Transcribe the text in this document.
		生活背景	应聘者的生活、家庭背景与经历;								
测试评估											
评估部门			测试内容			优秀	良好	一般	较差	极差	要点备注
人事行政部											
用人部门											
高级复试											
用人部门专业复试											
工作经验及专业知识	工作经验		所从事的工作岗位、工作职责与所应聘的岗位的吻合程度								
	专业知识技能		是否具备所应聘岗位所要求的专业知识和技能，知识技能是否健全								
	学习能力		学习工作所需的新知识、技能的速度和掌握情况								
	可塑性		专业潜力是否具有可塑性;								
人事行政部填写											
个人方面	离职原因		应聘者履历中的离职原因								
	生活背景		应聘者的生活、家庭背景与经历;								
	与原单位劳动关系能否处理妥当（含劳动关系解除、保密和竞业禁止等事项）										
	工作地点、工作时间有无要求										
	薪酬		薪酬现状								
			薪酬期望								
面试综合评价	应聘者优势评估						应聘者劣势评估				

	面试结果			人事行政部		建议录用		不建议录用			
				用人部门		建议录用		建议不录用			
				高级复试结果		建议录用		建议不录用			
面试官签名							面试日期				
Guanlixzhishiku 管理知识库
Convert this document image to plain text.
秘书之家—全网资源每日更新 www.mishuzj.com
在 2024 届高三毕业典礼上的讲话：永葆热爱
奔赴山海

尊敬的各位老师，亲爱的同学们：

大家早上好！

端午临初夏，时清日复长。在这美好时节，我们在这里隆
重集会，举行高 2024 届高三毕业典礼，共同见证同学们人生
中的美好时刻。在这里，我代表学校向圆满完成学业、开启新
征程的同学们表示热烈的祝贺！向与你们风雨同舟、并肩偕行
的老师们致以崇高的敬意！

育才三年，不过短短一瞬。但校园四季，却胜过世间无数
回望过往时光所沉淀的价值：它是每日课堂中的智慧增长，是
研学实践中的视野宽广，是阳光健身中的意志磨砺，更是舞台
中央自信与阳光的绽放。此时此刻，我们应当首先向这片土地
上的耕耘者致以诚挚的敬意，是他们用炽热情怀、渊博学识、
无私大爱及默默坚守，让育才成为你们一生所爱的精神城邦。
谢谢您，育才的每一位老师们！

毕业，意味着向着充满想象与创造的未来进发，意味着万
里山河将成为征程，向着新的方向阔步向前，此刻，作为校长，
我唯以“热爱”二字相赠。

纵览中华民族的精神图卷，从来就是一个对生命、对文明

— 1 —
┄┄┄┄┄┄
#### What you have to do
Type out the full listing again, exactly as given.

#### Response below
Transcribe the text in this document.
		生活背景	应聘者的生活、家庭背景与经历;								
测试评估											
评估部门			测试内容			优秀	良好	一般	较差	极差	要点备注
人事行政部											
用人部门											
高级复试											
用人部门专业复试											
工作经验及专业知识	工作经验		所从事的工作岗位、工作职责与所应聘的岗位的吻合程度								
	专业知识技能		是否具备所应聘岗位所要求的专业知识和技能，知识技能是否健全								
	学习能力		学习工作所需的新知识、技能的速度和掌握情况								
	可塑性		专业潜力是否具有可塑性;								
人事行政部填写											
个人方面	离职原因		应聘者履历中的离职原因								
	生活背景		应聘者的生活、家庭背景与经历;								
	与原单位劳动关系能否处理妥当（含劳动关系解除、保密和竞业禁止等事项）										
	工作地点、工作时间有无要求										
	薪酬		薪酬现状								
			薪酬期望								
面试综合评价	应聘者优势评估						应聘者劣势评估				

	面试结果			人事行政部		建议录用		不建议录用			
				用人部门		建议录用		建议不录用			
				高级复试结果		建议录用		建议不录用			
面试官签名							面试日期				
Guanlixzhishiku 管理知识库
Convert this document image to plain text.
秘书之家—全网资源每日更新 www.mishuzj.com
在 2024 届高三毕业典礼上的讲话：永葆热爱
奔赴山海

尊敬的各位老师，亲爱的同学们：

大家早上好！

端午临初夏，时清日复长。在这美好时节，我们在这里隆
重集会，举行高 2024 届高三毕业典礼，共同见证同学们人生
中的美好时刻。在这里，我代表学校向圆满完成学业、开启新
征程的同学们表示热烈的祝贺！向与你们风雨同舟、并肩偕行
的老师们致以崇高的敬意！

育才三年，不过短短一瞬。但校园四季，却胜过世间无数
回望过往时光所沉淀的价值：它是每日课堂中的智慧增长，是
研学实践中的视野宽广，是阳光健身中的意志磨砺，更是舞台
中央自信与阳光的绽放。此时此刻，我们应当首先向这片土地
上的耕耘者致以诚挚的敬意，是他们用炽热情怀、渊博学识、
无私大爱及默默坚守，让育才成为你们一生所爱的精神城邦。
谢谢您，育才的每一位老师们！

毕业，意味着向着充满想象与创造的未来进发，意味着万
里山河将成为征程，向着新的方向阔步向前，此刻，作为校长，
我唯以“热爱”二字相赠。

纵览中华民族的精神图卷，从来就是一个对生命、对文明

— 1 —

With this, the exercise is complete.